(Records that describe figures)
= = = =
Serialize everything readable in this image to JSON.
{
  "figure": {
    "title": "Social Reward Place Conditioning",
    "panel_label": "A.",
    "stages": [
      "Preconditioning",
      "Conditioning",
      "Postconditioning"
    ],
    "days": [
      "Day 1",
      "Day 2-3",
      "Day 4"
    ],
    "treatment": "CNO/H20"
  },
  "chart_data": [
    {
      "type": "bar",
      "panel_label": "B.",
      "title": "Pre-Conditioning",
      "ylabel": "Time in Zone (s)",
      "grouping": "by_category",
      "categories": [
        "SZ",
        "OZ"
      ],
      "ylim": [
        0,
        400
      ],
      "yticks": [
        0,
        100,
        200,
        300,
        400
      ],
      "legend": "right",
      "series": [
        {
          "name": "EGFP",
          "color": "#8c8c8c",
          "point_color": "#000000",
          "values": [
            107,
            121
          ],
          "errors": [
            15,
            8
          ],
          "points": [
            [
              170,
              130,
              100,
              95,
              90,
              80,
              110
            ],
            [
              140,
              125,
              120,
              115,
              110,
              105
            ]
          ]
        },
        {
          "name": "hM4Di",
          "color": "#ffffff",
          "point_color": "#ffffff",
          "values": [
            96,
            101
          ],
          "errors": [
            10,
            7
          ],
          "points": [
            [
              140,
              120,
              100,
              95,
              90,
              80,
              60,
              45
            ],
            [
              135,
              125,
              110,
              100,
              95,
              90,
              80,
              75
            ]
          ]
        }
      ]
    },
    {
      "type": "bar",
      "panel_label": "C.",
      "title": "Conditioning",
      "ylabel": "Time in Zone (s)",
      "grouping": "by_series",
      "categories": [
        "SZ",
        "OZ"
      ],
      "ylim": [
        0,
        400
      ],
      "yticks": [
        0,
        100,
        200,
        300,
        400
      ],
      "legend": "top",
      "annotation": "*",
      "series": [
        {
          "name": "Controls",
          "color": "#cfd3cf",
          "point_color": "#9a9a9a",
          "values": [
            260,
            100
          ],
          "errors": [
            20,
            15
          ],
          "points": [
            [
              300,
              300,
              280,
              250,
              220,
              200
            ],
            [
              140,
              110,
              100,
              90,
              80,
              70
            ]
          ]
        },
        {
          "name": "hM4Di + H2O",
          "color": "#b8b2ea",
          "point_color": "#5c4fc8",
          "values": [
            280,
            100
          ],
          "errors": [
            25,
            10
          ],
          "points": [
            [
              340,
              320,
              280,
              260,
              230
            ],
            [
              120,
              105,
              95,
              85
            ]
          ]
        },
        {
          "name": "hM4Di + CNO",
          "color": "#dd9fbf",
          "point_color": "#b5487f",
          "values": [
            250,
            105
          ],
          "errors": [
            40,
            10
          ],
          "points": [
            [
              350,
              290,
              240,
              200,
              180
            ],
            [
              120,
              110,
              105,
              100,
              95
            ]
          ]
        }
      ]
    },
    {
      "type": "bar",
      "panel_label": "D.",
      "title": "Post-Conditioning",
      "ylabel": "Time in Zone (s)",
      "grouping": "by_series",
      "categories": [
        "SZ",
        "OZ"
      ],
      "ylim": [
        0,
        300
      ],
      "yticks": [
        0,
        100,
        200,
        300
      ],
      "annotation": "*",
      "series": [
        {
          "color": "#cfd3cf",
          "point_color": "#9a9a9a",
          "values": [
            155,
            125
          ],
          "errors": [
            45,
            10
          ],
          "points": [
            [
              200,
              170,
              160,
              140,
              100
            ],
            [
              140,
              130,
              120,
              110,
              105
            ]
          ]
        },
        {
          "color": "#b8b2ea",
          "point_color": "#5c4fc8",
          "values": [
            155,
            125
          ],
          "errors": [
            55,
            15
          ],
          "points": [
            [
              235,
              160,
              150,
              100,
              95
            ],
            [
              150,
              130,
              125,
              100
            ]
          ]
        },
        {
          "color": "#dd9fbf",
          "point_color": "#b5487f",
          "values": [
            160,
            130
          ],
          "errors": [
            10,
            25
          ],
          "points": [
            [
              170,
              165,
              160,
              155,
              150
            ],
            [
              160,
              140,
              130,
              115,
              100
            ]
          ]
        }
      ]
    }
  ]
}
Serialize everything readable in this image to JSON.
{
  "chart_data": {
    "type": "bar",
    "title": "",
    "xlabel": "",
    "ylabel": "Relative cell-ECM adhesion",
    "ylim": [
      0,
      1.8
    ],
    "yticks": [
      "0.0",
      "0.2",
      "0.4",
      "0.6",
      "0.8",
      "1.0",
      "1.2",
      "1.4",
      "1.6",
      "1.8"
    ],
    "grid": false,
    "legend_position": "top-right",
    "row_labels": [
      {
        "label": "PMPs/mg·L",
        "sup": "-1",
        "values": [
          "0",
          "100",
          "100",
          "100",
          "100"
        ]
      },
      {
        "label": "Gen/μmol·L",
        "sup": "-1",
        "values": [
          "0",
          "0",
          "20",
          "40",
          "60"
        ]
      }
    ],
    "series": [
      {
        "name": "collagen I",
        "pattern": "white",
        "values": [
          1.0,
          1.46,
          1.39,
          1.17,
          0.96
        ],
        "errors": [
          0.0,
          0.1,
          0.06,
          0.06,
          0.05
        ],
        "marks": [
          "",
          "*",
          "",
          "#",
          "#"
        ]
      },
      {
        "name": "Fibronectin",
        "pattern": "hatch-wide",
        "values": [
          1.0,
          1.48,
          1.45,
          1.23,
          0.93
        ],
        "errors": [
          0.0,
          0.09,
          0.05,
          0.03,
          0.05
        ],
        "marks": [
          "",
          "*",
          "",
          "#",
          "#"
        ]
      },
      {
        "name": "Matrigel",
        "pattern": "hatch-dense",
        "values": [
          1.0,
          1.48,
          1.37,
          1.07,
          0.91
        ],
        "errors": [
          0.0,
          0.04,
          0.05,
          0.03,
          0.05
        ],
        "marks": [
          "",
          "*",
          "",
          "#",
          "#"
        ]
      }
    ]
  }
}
= = = =
• **Exercise prompt**:
Write out all of the records above exactly as they appear.

• **Written reply**:
Serialize everything readable in this image to JSON.
{
  "figure": {
    "title": "Social Reward Place Conditioning",
    "panel_label": "A.",
    "stages": [
      "Preconditioning",
      "Conditioning",
      "Postconditioning"
    ],
    "days": [
      "Day 1",
      "Day 2-3",
      "Day 4"
    ],
    "treatment": "CNO/H20"
  },
  "chart_data": [
    {
      "type": "bar",
      "panel_label": "B.",
      "title": "Pre-Conditioning",
      "ylabel": "Time in Zone (s)",
      "grouping": "by_category",
      "categories": [
        "SZ",
        "OZ"
      ],
      "ylim": [
        0,
        400
      ],
      "yticks": [
        0,
        100,
        200,
        300,
        400
      ],
      "legend": "right",
      "series": [
        {
          "name": "EGFP",
          "color": "#8c8c8c",
          "point_color": "#000000",
          "values": [
            107,
            121
          ],
          "errors": [
            15,
            8
          ],
          "points": [
            [
              170,
              130,
              100,
              95,
              90,
              80,
              110
            ],
            [
              140,
              125,
              120,
              115,
              110,
              105
            ]
          ]
        },
        {
          "name": "hM4Di",
          "color": "#ffffff",
          "point_color": "#ffffff",
          "values": [
            96,
            101
          ],
          "errors": [
            10,
            7
          ],
          "points": [
            [
              140,
              120,
              100,
              95,
              90,
              80,
              60,
              45
            ],
            [
              135,
              125,
              110,
              100,
              95,
              90,
              80,
              75
            ]
          ]
        }
      ]
    },
    {
      "type": "bar",
      "panel_label": "C.",
      "title": "Conditioning",
      "ylabel": "Time in Zone (s)",
      "grouping": "by_series",
      "categories": [
        "SZ",
        "OZ"
      ],
      "ylim": [
        0,
        400
      ],
      "yticks": [
        0,
        100,
        200,
        300,
        400
      ],
      "legend": "top",
      "annotation": "*",
      "series": [
        {
          "name": "Controls",
          "color": "#cfd3cf",
          "point_color": "#9a9a9a",
          "values": [
            260,
            100
          ],
          "errors": [
            20,
            15
          ],
          "points": [
            [
              300,
              300,
              280,
              250,
              220,
              200
            ],
            [
              140,
              110,
              100,
              90,
              80,
              70
            ]
          ]
        },
        {
          "name": "hM4Di + H2O",
          "color": "#b8b2ea",
          "point_color": "#5c4fc8",
          "values": [
            280,
            100
          ],
          "errors": [
            25,
            10
          ],
          "points": [
            [
              340,
              320,
              280,
              260,
              230
            ],
            [
              120,
              105,
              95,
              85
            ]
          ]
        },
        {
          "name": "hM4Di + CNO",
          "color": "#dd9fbf",
          "point_color": "#b5487f",
          "values": [
            250,
            105
          ],
          "errors": [
            40,
            10
          ],
          "points": [
            [
              350,
              290,
              240,
              200,
              180
            ],
            [
              120,
              110,
              105,
              100,
              95
            ]
          ]
        }
      ]
    },
    {
      "type": "bar",
      "panel_label": "D.",
      "title": "Post-Conditioning",
      "ylabel": "Time in Zone (s)",
      "grouping": "by_series",
      "categories": [
        "SZ",
        "OZ"
      ],
      "ylim": [
        0,
        300
      ],
      "yticks": [
        0,
        100,
        200,
        300
      ],
      "annotation": "*",
      "series": [
        {
          "color": "#cfd3cf",
          "point_color": "#9a9a9a",
          "values": [
            155,
            125
          ],
          "errors": [
            45,
            10
          ],
          "points": [
            [
              200,
              170,
              160,
              140,
              100
            ],
            [
              140,
              130,
              120,
              110,
              105
            ]
          ]
        },
        {
          "color": "#b8b2ea",
          "point_color": "#5c4fc8",
          "values": [
            155,
            125
          ],
          "errors": [
            55,
            15
          ],
          "points": [
            [
              235,
              160,
              150,
              100,
              95
            ],
            [
              150,
              130,
              125,
              100
            ]
          ]
        },
        {
          "color": "#dd9fbf",
          "point_color": "#b5487f",
          "values": [
            160,
            130
          ],
          "errors": [
            10,
            25
          ],
          "points": [
            [
              170,
              165,
              160,
              155,
              150
            ],
            [
              160,
              140,
              130,
              115,
              100
            ]
          ]
        }
      ]
    }
  ]
}
Serialize everything readable in this image to JSON.
{
  "chart_data": {
    "type": "bar",
    "title": "",
    "xlabel": "",
    "ylabel": "Relative cell-ECM adhesion",
    "ylim": [
      0,
      1.8
    ],
    "yticks": [
      "0.0",
      "0.2",
      "0.4",
      "0.6",
      "0.8",
      "1.0",
      "1.2",
      "1.4",
      "1.6",
      "1.8"
    ],
    "grid": false,
    "legend_position": "top-right",
    "row_labels": [
      {
        "label": "PMPs/mg·L",
        "sup": "-1",
        "values": [
          "0",
          "100",
          "100",
          "100",
          "100"
        ]
      },
      {
        "label": "Gen/μmol·L",
        "sup": "-1",
        "values": [
          "0",
          "0",
          "20",
          "40",
          "60"
        ]
      }
    ],
    "series": [
      {
        "name": "collagen I",
        "pattern": "white",
        "values": [
          1.0,
          1.46,
          1.39,
          1.17,
          0.96
        ],
        "errors": [
          0.0,
          0.1,
          0.06,
          0.06,
          0.05
        ],
        "marks": [
          "",
          "*",
          "",
          "#",
          "#"
        ]
      },
      {
        "name": "Fibronectin",
        "pattern": "hatch-wide",
        "values": [
          1.0,
          1.48,
          1.45,
          1.23,
          0.93
        ],
        "errors": [
          0.0,
          0.09,
          0.05,
          0.03,
          0.05
        ],
        "marks": [
          "",
          "*",
          "",
          "#",
          "#"
        ]
      },
      {
        "name": "Matrigel",
        "pattern": "hatch-dense",
        "values": [
          1.0,
          1.48,
          1.37,
          1.07,
          0.91
        ],
        "errors": [
          0.0,
          0.04,
          0.05,
          0.03,
          0.05
        ],
        "marks": [
          "",
          "*",
          "",
          "#",
          "#"
        ]
      }
    ]
  }
}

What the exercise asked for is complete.